What needs to be done
Below are records. Copy every line with "Style" in it.

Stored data
'''
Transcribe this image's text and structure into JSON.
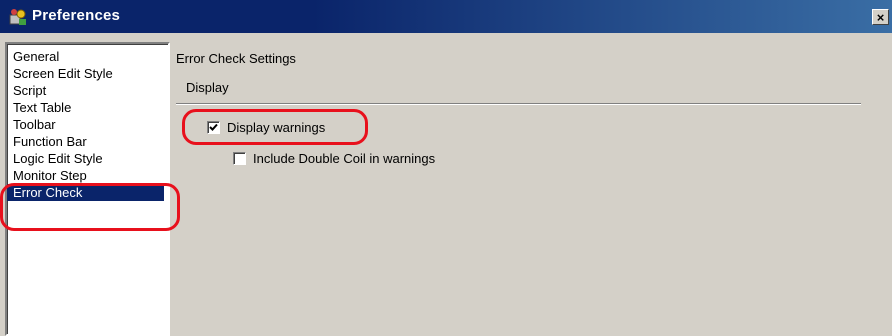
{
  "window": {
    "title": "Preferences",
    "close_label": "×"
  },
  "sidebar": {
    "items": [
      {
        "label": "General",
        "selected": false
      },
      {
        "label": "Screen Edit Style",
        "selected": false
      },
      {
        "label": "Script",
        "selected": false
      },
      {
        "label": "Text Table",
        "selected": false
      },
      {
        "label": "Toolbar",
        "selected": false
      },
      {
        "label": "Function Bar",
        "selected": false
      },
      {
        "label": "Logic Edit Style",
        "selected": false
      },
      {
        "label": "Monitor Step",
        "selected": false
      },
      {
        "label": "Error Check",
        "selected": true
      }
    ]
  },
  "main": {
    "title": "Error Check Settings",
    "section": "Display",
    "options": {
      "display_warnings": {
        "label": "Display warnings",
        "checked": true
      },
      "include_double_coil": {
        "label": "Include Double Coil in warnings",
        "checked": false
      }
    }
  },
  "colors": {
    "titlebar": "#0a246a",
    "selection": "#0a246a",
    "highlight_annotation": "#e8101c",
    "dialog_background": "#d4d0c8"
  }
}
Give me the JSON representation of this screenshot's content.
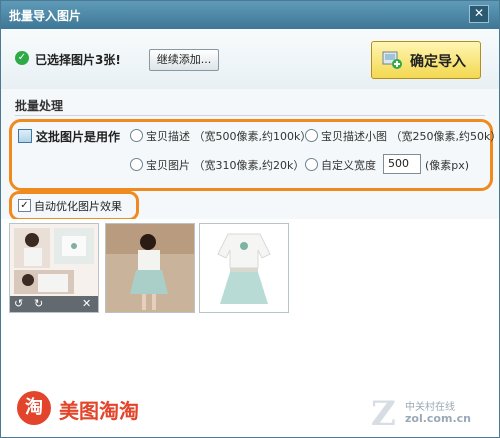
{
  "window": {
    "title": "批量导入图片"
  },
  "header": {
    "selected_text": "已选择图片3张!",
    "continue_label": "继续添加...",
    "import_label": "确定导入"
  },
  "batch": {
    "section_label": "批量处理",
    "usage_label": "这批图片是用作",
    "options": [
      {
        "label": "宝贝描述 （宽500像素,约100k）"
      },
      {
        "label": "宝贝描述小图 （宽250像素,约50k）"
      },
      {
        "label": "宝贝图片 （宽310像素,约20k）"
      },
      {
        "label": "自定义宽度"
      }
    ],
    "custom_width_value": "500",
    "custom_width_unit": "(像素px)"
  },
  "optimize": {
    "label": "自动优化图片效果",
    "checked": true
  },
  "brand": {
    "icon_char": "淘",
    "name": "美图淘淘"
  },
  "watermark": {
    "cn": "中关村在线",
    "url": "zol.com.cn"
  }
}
'''
Correct result
        "label": "Screen Edit Style",
        "label": "Logic Edit Style",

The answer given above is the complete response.